### Request
Print the listing below exactly.

==*==

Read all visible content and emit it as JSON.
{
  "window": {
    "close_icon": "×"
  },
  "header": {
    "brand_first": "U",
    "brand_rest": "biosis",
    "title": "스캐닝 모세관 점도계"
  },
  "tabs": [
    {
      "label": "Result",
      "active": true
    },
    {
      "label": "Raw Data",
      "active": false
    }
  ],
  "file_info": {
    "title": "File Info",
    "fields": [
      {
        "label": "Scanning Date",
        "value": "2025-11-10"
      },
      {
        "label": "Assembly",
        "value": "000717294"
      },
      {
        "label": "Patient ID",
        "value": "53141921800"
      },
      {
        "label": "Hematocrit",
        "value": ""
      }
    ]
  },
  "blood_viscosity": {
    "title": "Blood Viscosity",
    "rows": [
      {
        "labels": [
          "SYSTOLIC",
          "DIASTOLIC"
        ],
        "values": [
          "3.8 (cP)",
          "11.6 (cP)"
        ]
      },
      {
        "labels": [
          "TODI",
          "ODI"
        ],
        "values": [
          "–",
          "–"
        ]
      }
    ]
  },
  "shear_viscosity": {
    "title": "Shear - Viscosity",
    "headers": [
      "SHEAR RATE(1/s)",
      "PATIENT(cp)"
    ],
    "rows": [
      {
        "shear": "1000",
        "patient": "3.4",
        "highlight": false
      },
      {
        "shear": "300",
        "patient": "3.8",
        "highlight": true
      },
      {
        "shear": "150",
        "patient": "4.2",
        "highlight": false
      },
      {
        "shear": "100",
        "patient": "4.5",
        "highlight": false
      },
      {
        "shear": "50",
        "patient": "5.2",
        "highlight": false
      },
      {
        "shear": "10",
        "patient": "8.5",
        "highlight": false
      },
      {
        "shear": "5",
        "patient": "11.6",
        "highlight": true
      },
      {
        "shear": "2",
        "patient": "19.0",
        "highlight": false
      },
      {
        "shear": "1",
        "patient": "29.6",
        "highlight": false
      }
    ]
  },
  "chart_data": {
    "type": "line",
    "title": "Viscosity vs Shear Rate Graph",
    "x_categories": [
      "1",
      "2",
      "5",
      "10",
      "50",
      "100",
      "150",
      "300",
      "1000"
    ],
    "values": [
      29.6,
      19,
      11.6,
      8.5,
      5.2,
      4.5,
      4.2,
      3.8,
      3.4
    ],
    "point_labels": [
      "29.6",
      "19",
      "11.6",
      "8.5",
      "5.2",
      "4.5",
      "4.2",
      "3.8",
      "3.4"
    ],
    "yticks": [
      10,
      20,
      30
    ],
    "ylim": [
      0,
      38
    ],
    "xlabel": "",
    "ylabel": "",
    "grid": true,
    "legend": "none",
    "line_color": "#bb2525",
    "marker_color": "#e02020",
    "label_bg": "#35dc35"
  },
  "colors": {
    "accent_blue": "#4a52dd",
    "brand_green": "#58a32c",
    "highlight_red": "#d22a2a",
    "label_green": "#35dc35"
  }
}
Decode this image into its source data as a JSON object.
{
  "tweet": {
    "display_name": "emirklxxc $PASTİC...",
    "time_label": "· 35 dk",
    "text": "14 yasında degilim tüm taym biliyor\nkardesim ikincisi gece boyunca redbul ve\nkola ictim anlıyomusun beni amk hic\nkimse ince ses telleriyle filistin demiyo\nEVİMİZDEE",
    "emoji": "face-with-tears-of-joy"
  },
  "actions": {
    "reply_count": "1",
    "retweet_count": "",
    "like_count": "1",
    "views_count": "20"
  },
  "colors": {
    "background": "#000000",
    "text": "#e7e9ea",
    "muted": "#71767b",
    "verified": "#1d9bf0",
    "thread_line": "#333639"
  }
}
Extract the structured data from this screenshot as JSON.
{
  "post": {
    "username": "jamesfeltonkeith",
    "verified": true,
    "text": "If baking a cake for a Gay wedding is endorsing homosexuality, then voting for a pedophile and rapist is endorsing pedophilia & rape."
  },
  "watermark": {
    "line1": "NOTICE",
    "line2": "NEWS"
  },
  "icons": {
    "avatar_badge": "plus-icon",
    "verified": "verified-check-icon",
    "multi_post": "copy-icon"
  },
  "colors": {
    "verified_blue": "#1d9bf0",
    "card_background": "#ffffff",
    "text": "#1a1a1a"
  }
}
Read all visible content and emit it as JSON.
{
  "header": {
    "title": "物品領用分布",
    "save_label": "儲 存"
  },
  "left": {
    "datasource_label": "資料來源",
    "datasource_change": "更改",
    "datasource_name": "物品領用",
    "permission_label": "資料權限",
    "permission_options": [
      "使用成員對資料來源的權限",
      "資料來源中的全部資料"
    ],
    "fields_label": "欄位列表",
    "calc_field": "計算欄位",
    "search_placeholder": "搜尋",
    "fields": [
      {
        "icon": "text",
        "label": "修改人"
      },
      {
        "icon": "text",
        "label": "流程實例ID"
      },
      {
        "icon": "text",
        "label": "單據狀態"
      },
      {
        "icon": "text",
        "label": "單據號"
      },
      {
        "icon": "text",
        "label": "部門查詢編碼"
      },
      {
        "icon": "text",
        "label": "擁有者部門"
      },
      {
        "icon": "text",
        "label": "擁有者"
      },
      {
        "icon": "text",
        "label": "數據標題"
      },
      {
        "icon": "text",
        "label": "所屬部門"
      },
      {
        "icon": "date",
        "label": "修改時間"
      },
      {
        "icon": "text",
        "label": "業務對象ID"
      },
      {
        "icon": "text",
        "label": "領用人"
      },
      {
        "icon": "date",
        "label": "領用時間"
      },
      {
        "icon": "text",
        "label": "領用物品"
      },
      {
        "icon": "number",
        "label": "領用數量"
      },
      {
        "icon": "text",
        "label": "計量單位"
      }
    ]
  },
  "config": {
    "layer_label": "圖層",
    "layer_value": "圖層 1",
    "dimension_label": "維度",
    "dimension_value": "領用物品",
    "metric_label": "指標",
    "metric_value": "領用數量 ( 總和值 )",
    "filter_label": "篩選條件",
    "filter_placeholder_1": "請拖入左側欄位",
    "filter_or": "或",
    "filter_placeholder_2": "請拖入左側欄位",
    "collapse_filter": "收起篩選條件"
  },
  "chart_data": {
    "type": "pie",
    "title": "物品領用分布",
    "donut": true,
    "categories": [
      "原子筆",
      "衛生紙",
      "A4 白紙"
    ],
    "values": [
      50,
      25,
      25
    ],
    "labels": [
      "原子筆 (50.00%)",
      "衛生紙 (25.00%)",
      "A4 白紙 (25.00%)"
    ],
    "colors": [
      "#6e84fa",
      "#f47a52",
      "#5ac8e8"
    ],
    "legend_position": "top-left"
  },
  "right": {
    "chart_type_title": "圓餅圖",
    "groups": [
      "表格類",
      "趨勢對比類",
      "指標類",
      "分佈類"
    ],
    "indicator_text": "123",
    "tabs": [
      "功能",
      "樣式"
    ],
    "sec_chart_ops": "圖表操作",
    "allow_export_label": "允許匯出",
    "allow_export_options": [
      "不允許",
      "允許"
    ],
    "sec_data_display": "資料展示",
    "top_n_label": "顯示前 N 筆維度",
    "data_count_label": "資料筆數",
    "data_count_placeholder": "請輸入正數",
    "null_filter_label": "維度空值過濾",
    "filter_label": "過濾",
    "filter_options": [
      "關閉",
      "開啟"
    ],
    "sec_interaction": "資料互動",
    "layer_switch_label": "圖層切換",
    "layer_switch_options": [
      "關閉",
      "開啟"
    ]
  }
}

==*==

### Reply to the task
Read all visible content and emit it as JSON.
{
  "window": {
    "close_icon": "×"
  },
  "header": {
    "brand_first": "U",
    "brand_rest": "biosis",
    "title": "스캐닝 모세관 점도계"
  },
  "tabs": [
    {
      "label": "Result",
      "active": true
    },
    {
      "label": "Raw Data",
      "active": false
    }
  ],
  "file_info": {
    "title": "File Info",
    "fields": [
      {
        "label": "Scanning Date",
        "value": "2025-11-10"
      },
      {
        "label": "Assembly",
        "value": "000717294"
      },
      {
        "label": "Patient ID",
        "value": "53141921800"
      },
      {
        "label": "Hematocrit",
        "value": ""
      }
    ]
  },
  "blood_viscosity": {
    "title": "Blood Viscosity",
    "rows": [
      {
        "labels": [
          "SYSTOLIC",
          "DIASTOLIC"
        ],
        "values": [
          "3.8 (cP)",
          "11.6 (cP)"
        ]
      },
      {
        "labels": [
          "TODI",
          "ODI"
        ],
        "values": [
          "–",
          "–"
        ]
      }
    ]
  },
  "shear_viscosity": {
    "title": "Shear - Viscosity",
    "headers": [
      "SHEAR RATE(1/s)",
      "PATIENT(cp)"
    ],
    "rows": [
      {
        "shear": "1000",
        "patient": "3.4",
        "highlight": false
      },
      {
        "shear": "300",
        "patient": "3.8",
        "highlight": true
      },
      {
        "shear": "150",
        "patient": "4.2",
        "highlight": false
      },
      {
        "shear": "100",
        "patient": "4.5",
        "highlight": false
      },
      {
        "shear": "50",
        "patient": "5.2",
        "highlight": false
      },
      {
        "shear": "10",
        "patient": "8.5",
        "highlight": false
      },
      {
        "shear": "5",
        "patient": "11.6",
        "highlight": true
      },
      {
        "shear": "2",
        "patient": "19.0",
        "highlight": false
      },
      {
        "shear": "1",
        "patient": "29.6",
        "highlight": false
      }
    ]
  },
  "chart_data": {
    "type": "line",
    "title": "Viscosity vs Shear Rate Graph",
    "x_categories": [
      "1",
      "2",
      "5",
      "10",
      "50",
      "100",
      "150",
      "300",
      "1000"
    ],
    "values": [
      29.6,
      19,
      11.6,
      8.5,
      5.2,
      4.5,
      4.2,
      3.8,
      3.4
    ],
    "point_labels": [
      "29.6",
      "19",
      "11.6",
      "8.5",
      "5.2",
      "4.5",
      "4.2",
      "3.8",
      "3.4"
    ],
    "yticks": [
      10,
      20,
      30
    ],
    "ylim": [
      0,
      38
    ],
    "xlabel": "",
    "ylabel": "",
    "grid": true,
    "legend": "none",
    "line_color": "#bb2525",
    "marker_color": "#e02020",
    "label_bg": "#35dc35"
  },
  "colors": {
    "accent_blue": "#4a52dd",
    "brand_green": "#58a32c",
    "highlight_red": "#d22a2a",
    "label_green": "#35dc35"
  }
}
Decode this image into its source data as a JSON object.
{
  "tweet": {
    "display_name": "emirklxxc $PASTİC...",
    "time_label": "· 35 dk",
    "text": "14 yasında degilim tüm taym biliyor\nkardesim ikincisi gece boyunca redbul ve\nkola ictim anlıyomusun beni amk hic\nkimse ince ses telleriyle filistin demiyo\nEVİMİZDEE",
    "emoji": "face-with-tears-of-joy"
  },
  "actions": {
    "reply_count": "1",
    "retweet_count": "",
    "like_count": "1",
    "views_count": "20"
  },
  "colors": {
    "background": "#000000",
    "text": "#e7e9ea",
    "muted": "#71767b",
    "verified": "#1d9bf0",
    "thread_line": "#333639"
  }
}
Extract the structured data from this screenshot as JSON.
{
  "post": {
    "username": "jamesfeltonkeith",
    "verified": true,
    "text": "If baking a cake for a Gay wedding is endorsing homosexuality, then voting for a pedophile and rapist is endorsing pedophilia & rape."
  },
  "watermark": {
    "line1": "NOTICE",
    "line2": "NEWS"
  },
  "icons": {
    "avatar_badge": "plus-icon",
    "verified": "verified-check-icon",
    "multi_post": "copy-icon"
  },
  "colors": {
    "verified_blue": "#1d9bf0",
    "card_background": "#ffffff",
    "text": "#1a1a1a"
  }
}
Read all visible content and emit it as JSON.
{
  "header": {
    "title": "物品領用分布",
    "save_label": "儲 存"
  },
  "left": {
    "datasource_label": "資料來源",
    "datasource_change": "更改",
    "datasource_name": "物品領用",
    "permission_label": "資料權限",
    "permission_options": [
      "使用成員對資料來源的權限",
      "資料來源中的全部資料"
    ],
    "fields_label": "欄位列表",
    "calc_field": "計算欄位",
    "search_placeholder": "搜尋",
    "fields": [
      {
        "icon": "text",
        "label": "修改人"
      },
      {
        "icon": "text",
        "label": "流程實例ID"
      },
      {
        "icon": "text",
        "label": "單據狀態"
      },
      {
        "icon": "text",
        "label": "單據號"
      },
      {
        "icon": "text",
        "label": "部門查詢編碼"
      },
      {
        "icon": "text",
        "label": "擁有者部門"
      },
      {
        "icon": "text",
        "label": "擁有者"
      },
      {
        "icon": "text",
        "label": "數據標題"
      },
      {
        "icon": "text",
        "label": "所屬部門"
      },
      {
        "icon": "date",
        "label": "修改時間"
      },
      {
        "icon": "text",
        "label": "業務對象ID"
      },
      {
        "icon": "text",
        "label": "領用人"
      },
      {
        "icon": "date",
        "label": "領用時間"
      },
      {
        "icon": "text",
        "label": "領用物品"
      },
      {
        "icon": "number",
        "label": "領用數量"
      },
      {
        "icon": "text",
        "label": "計量單位"
      }
    ]
  },
  "config": {
    "layer_label": "圖層",
    "layer_value": "圖層 1",
    "dimension_label": "維度",
    "dimension_value": "領用物品",
    "metric_label": "指標",
    "metric_value": "領用數量 ( 總和值 )",
    "filter_label": "篩選條件",
    "filter_placeholder_1": "請拖入左側欄位",
    "filter_or": "或",
    "filter_placeholder_2": "請拖入左側欄位",
    "collapse_filter": "收起篩選條件"
  },
  "chart_data": {
    "type": "pie",
    "title": "物品領用分布",
    "donut": true,
    "categories": [
      "原子筆",
      "衛生紙",
      "A4 白紙"
    ],
    "values": [
      50,
      25,
      25
    ],
    "labels": [
      "原子筆 (50.00%)",
      "衛生紙 (25.00%)",
      "A4 白紙 (25.00%)"
    ],
    "colors": [
      "#6e84fa",
      "#f47a52",
      "#5ac8e8"
    ],
    "legend_position": "top-left"
  },
  "right": {
    "chart_type_title": "圓餅圖",
    "groups": [
      "表格類",
      "趨勢對比類",
      "指標類",
      "分佈類"
    ],
    "indicator_text": "123",
    "tabs": [
      "功能",
      "樣式"
    ],
    "sec_chart_ops": "圖表操作",
    "allow_export_label": "允許匯出",
    "allow_export_options": [
      "不允許",
      "允許"
    ],
    "sec_data_display": "資料展示",
    "top_n_label": "顯示前 N 筆維度",
    "data_count_label": "資料筆數",
    "data_count_placeholder": "請輸入正數",
    "null_filter_label": "維度空值過濾",
    "filter_label": "過濾",
    "filter_options": [
      "關閉",
      "開啟"
    ],
    "sec_interaction": "資料互動",
    "layer_switch_label": "圖層切換",
    "layer_switch_options": [
      "關閉",
      "開啟"
    ]
  }
}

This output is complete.